Task: Determine how many lines include "bosatt". Give the number and nothing else.

Stored records:
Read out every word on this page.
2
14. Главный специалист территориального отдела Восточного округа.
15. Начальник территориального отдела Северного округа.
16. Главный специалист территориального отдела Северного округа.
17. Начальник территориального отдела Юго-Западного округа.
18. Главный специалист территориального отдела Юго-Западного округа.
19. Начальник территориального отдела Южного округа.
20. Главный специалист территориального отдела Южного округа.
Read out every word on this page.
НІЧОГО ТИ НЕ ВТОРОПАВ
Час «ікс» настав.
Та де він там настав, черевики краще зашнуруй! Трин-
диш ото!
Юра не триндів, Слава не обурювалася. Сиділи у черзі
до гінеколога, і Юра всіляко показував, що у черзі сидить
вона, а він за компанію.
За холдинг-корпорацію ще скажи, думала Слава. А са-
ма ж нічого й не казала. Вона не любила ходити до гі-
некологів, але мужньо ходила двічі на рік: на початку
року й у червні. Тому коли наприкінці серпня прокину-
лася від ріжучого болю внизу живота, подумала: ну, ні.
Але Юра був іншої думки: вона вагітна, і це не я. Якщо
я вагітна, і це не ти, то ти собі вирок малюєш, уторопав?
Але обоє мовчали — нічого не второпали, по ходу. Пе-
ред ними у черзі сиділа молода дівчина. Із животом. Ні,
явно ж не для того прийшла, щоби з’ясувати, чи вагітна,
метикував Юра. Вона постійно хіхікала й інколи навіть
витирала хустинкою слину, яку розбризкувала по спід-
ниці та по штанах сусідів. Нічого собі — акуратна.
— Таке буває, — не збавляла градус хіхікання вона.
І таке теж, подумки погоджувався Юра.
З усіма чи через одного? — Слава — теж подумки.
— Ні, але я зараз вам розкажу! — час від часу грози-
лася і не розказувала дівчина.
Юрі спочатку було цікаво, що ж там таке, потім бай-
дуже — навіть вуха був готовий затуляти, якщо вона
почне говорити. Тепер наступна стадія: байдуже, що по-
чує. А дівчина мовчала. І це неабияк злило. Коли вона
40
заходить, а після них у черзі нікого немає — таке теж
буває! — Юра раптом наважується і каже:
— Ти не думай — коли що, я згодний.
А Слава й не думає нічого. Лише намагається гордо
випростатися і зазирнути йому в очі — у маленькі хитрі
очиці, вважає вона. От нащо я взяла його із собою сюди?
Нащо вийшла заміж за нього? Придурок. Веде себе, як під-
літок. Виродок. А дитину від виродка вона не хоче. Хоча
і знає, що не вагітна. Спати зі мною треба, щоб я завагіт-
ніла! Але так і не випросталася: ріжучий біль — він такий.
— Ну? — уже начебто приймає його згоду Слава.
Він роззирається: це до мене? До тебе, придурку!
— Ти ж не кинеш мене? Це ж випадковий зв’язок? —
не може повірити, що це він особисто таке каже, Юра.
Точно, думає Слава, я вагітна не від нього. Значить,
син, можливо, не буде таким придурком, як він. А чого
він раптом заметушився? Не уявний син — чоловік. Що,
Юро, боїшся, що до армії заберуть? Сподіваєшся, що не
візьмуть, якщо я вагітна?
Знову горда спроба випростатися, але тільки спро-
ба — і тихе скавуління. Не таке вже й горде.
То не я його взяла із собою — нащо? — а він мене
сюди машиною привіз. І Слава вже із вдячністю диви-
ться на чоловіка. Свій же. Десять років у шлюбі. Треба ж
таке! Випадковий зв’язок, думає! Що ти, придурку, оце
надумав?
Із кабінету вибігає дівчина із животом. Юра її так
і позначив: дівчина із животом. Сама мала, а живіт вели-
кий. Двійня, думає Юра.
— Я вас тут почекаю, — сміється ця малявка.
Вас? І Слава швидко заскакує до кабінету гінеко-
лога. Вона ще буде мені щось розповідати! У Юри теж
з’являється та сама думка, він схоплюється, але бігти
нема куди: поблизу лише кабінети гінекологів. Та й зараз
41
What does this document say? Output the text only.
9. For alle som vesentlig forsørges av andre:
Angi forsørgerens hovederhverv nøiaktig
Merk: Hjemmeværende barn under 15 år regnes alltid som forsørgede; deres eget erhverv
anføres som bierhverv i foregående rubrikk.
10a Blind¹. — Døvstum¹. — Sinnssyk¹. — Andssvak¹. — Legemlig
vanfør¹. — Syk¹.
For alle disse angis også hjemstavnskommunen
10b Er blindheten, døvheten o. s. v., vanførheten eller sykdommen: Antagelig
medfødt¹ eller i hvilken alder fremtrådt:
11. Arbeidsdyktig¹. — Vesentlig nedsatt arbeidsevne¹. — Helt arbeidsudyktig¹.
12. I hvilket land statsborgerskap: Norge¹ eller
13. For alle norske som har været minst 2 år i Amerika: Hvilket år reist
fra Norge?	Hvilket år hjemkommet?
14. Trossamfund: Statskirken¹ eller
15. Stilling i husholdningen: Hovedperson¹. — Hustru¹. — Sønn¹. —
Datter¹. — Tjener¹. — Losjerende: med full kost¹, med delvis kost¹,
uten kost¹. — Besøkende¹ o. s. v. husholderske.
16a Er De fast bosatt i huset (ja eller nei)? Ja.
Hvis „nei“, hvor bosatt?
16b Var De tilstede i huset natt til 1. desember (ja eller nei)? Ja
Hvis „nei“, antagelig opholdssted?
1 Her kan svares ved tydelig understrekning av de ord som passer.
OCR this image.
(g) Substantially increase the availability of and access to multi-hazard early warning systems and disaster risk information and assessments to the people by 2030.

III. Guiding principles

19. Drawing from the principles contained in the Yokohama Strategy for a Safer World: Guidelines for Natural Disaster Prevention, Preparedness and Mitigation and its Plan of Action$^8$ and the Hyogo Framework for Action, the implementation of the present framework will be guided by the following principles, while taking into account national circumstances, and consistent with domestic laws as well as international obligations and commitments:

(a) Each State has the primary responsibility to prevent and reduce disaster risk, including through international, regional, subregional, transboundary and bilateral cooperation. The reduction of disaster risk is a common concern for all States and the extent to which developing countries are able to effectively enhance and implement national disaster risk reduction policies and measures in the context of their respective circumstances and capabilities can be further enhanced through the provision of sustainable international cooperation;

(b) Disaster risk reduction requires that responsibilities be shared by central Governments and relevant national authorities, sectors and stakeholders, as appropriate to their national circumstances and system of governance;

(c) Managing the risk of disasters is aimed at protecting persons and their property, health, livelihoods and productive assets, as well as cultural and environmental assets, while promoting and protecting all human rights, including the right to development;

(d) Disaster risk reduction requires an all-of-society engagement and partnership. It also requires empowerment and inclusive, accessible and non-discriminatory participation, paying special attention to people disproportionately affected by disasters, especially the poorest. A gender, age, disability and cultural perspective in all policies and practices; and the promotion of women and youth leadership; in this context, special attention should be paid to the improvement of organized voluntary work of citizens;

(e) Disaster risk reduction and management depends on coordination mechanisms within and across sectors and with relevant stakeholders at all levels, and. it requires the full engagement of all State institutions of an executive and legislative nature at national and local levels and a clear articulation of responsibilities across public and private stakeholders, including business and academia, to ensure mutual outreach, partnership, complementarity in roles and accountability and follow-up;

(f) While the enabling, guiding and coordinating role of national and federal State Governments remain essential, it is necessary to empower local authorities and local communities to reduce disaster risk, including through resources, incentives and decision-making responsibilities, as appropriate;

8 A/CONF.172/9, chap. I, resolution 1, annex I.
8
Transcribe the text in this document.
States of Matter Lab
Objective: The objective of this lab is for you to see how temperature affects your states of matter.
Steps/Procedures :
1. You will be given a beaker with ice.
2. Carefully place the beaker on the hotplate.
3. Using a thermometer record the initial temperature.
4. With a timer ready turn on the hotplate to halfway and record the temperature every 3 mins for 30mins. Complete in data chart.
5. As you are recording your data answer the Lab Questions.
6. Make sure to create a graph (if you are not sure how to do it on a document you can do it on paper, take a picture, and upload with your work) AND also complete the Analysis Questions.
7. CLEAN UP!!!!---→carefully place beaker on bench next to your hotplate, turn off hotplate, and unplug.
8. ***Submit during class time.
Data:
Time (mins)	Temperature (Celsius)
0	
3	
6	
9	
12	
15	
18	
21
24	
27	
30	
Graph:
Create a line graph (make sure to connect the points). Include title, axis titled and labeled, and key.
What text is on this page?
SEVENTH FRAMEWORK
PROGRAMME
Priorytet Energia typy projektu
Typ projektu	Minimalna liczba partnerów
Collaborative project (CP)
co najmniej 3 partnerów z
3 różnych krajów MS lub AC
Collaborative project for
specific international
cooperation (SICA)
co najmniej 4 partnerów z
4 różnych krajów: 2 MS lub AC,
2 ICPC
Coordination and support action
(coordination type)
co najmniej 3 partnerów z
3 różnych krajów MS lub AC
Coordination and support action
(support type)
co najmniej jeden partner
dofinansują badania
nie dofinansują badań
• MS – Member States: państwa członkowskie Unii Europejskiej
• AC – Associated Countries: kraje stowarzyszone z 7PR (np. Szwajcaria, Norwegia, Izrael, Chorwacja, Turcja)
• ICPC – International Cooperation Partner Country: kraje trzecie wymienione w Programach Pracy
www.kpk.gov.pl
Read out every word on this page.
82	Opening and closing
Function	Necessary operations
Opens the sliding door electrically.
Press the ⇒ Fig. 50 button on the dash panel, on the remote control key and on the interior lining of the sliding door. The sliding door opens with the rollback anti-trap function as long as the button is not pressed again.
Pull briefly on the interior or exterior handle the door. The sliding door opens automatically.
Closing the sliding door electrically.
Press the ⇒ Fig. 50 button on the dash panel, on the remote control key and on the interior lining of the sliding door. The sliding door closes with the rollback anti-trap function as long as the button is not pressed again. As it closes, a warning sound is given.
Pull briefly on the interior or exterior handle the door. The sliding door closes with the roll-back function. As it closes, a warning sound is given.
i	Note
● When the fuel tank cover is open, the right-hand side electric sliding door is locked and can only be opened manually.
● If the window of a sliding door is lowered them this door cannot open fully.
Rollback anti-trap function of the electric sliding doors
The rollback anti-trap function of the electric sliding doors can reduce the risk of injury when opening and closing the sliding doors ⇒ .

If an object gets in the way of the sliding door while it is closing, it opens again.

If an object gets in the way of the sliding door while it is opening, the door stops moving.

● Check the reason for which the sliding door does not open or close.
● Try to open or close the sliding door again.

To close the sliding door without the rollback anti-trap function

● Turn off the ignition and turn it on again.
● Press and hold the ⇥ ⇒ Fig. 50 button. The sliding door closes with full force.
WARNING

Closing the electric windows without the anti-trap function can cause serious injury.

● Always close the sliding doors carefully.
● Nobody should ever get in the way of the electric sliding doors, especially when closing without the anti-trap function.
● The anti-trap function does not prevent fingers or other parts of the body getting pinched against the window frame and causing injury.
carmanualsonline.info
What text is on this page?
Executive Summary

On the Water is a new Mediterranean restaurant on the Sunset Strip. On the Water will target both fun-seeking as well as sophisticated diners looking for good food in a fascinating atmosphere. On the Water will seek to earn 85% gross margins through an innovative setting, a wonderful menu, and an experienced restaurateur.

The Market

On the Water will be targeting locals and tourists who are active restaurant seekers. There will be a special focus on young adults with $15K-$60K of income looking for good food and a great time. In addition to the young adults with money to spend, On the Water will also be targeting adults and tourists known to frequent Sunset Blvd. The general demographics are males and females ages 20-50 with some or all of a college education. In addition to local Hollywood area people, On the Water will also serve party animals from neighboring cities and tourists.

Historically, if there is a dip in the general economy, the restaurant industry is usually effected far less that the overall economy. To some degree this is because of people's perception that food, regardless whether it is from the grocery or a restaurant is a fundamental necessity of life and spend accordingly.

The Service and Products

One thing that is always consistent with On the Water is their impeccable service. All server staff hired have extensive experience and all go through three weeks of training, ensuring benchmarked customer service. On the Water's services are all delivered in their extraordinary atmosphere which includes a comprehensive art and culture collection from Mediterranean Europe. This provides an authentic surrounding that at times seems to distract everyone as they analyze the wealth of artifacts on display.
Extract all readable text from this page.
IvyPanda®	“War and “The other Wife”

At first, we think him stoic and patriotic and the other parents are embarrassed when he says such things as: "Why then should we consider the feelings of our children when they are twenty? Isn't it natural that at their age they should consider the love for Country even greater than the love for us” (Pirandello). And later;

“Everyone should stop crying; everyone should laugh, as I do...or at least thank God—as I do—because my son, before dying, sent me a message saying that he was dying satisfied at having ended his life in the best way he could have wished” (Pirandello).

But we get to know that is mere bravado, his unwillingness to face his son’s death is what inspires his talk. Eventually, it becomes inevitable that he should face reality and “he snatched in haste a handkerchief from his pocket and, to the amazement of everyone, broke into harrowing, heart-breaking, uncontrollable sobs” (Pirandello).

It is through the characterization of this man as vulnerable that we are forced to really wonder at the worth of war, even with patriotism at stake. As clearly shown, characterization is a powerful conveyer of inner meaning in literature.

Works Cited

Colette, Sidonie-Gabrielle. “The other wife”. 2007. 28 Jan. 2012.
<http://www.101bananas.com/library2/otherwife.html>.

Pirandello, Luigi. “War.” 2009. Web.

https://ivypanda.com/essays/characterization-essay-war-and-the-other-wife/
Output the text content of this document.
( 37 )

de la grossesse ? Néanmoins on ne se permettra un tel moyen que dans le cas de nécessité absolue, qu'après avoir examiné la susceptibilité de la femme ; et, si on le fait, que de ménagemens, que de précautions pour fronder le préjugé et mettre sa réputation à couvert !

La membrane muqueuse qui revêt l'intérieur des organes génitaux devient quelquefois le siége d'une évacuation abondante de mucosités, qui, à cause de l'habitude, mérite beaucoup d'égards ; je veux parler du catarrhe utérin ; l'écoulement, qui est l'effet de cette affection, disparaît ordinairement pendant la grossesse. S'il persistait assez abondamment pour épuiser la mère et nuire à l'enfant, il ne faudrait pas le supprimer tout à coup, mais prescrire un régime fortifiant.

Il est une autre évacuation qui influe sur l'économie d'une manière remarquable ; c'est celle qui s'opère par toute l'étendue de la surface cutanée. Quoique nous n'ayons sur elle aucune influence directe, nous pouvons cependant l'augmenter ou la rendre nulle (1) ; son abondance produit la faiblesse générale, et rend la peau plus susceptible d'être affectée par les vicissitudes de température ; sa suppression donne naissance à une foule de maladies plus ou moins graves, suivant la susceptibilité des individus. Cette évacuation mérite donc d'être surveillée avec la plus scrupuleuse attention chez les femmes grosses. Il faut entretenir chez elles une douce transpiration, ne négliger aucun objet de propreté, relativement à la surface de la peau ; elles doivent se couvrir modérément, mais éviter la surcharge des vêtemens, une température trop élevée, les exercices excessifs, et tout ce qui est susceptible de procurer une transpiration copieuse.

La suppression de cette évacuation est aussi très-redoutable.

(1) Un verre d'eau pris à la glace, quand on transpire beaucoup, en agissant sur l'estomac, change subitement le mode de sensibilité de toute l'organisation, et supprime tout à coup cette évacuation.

Answer to this problem: 2